THE RECORDS:

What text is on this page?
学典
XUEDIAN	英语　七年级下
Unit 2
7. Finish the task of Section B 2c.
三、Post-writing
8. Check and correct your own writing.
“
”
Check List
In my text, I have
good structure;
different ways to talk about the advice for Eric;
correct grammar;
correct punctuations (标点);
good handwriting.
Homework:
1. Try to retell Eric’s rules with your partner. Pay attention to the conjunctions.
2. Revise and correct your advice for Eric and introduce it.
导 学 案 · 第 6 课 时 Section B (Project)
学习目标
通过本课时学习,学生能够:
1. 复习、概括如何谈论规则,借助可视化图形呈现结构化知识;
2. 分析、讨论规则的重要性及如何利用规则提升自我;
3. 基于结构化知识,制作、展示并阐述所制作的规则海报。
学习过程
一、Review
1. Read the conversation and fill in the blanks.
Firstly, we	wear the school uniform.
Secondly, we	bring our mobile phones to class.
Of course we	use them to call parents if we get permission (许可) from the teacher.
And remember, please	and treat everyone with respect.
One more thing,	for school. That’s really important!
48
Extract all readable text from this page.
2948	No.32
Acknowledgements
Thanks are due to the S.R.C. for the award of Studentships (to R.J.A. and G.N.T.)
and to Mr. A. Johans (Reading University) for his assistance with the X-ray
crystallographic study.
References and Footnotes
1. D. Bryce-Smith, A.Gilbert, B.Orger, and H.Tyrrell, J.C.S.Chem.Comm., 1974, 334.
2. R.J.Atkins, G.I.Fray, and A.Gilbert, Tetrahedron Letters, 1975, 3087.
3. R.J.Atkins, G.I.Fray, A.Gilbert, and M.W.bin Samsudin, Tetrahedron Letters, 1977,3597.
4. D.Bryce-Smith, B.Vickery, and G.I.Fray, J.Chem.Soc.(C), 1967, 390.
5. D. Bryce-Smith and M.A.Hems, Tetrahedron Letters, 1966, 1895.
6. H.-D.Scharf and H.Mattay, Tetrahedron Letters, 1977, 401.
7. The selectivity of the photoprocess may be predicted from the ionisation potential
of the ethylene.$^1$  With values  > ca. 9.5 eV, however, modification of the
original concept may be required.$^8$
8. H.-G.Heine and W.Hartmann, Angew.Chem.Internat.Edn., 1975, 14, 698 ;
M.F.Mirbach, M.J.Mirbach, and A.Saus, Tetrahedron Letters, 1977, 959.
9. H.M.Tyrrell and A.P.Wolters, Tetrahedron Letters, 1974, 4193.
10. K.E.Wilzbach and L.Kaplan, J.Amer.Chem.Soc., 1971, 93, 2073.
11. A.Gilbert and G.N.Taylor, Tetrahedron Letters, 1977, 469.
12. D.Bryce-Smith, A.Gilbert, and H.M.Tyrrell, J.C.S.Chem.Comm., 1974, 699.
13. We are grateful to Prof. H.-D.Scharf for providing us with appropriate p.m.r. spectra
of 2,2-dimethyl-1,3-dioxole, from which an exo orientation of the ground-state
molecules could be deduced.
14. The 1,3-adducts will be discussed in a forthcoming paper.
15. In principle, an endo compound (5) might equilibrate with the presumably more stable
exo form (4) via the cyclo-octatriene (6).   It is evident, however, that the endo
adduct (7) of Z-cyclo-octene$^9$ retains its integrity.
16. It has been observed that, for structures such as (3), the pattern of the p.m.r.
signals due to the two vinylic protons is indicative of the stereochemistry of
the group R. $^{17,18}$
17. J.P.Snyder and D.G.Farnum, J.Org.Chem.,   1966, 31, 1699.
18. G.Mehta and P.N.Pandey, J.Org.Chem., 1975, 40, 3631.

WHAT IS NEEDED:
Write the listing out again, exactly as it reads.

RESULT FOR THIS TASK:
What text is on this page?
学典
XUEDIAN	英语　七年级下
Unit 2
7. Finish the task of Section B 2c.
三、Post-writing
8. Check and correct your own writing.
“
”
Check List
In my text, I have
good structure;
different ways to talk about the advice for Eric;
correct grammar;
correct punctuations (标点);
good handwriting.
Homework:
1. Try to retell Eric’s rules with your partner. Pay attention to the conjunctions.
2. Revise and correct your advice for Eric and introduce it.
导 学 案 · 第 6 课 时 Section B (Project)
学习目标
通过本课时学习,学生能够:
1. 复习、概括如何谈论规则,借助可视化图形呈现结构化知识;
2. 分析、讨论规则的重要性及如何利用规则提升自我;
3. 基于结构化知识,制作、展示并阐述所制作的规则海报。
学习过程
一、Review
1. Read the conversation and fill in the blanks.
Firstly, we	wear the school uniform.
Secondly, we	bring our mobile phones to class.
Of course we	use them to call parents if we get permission (许可) from the teacher.
And remember, please	and treat everyone with respect.
One more thing,	for school. That’s really important!
48
Extract all readable text from this page.
2948	No.32
Acknowledgements
Thanks are due to the S.R.C. for the award of Studentships (to R.J.A. and G.N.T.)
and to Mr. A. Johans (Reading University) for his assistance with the X-ray
crystallographic study.
References and Footnotes
1. D. Bryce-Smith, A.Gilbert, B.Orger, and H.Tyrrell, J.C.S.Chem.Comm., 1974, 334.
2. R.J.Atkins, G.I.Fray, and A.Gilbert, Tetrahedron Letters, 1975, 3087.
3. R.J.Atkins, G.I.Fray, A.Gilbert, and M.W.bin Samsudin, Tetrahedron Letters, 1977,3597.
4. D.Bryce-Smith, B.Vickery, and G.I.Fray, J.Chem.Soc.(C), 1967, 390.
5. D. Bryce-Smith and M.A.Hems, Tetrahedron Letters, 1966, 1895.
6. H.-D.Scharf and H.Mattay, Tetrahedron Letters, 1977, 401.
7. The selectivity of the photoprocess may be predicted from the ionisation potential
of the ethylene.$^1$  With values  > ca. 9.5 eV, however, modification of the
original concept may be required.$^8$
8. H.-G.Heine and W.Hartmann, Angew.Chem.Internat.Edn., 1975, 14, 698 ;
M.F.Mirbach, M.J.Mirbach, and A.Saus, Tetrahedron Letters, 1977, 959.
9. H.M.Tyrrell and A.P.Wolters, Tetrahedron Letters, 1974, 4193.
10. K.E.Wilzbach and L.Kaplan, J.Amer.Chem.Soc., 1971, 93, 2073.
11. A.Gilbert and G.N.Taylor, Tetrahedron Letters, 1977, 469.
12. D.Bryce-Smith, A.Gilbert, and H.M.Tyrrell, J.C.S.Chem.Comm., 1974, 699.
13. We are grateful to Prof. H.-D.Scharf for providing us with appropriate p.m.r. spectra
of 2,2-dimethyl-1,3-dioxole, from which an exo orientation of the ground-state
molecules could be deduced.
14. The 1,3-adducts will be discussed in a forthcoming paper.
15. In principle, an endo compound (5) might equilibrate with the presumably more stable
exo form (4) via the cyclo-octatriene (6).   It is evident, however, that the endo
adduct (7) of Z-cyclo-octene$^9$ retains its integrity.
16. It has been observed that, for structures such as (3), the pattern of the p.m.r.
signals due to the two vinylic protons is indicative of the stereochemistry of
the group R. $^{17,18}$
17. J.P.Snyder and D.G.Farnum, J.Org.Chem.,   1966, 31, 1699.
18. G.Mehta and P.N.Pandey, J.Org.Chem., 1975, 40, 3631.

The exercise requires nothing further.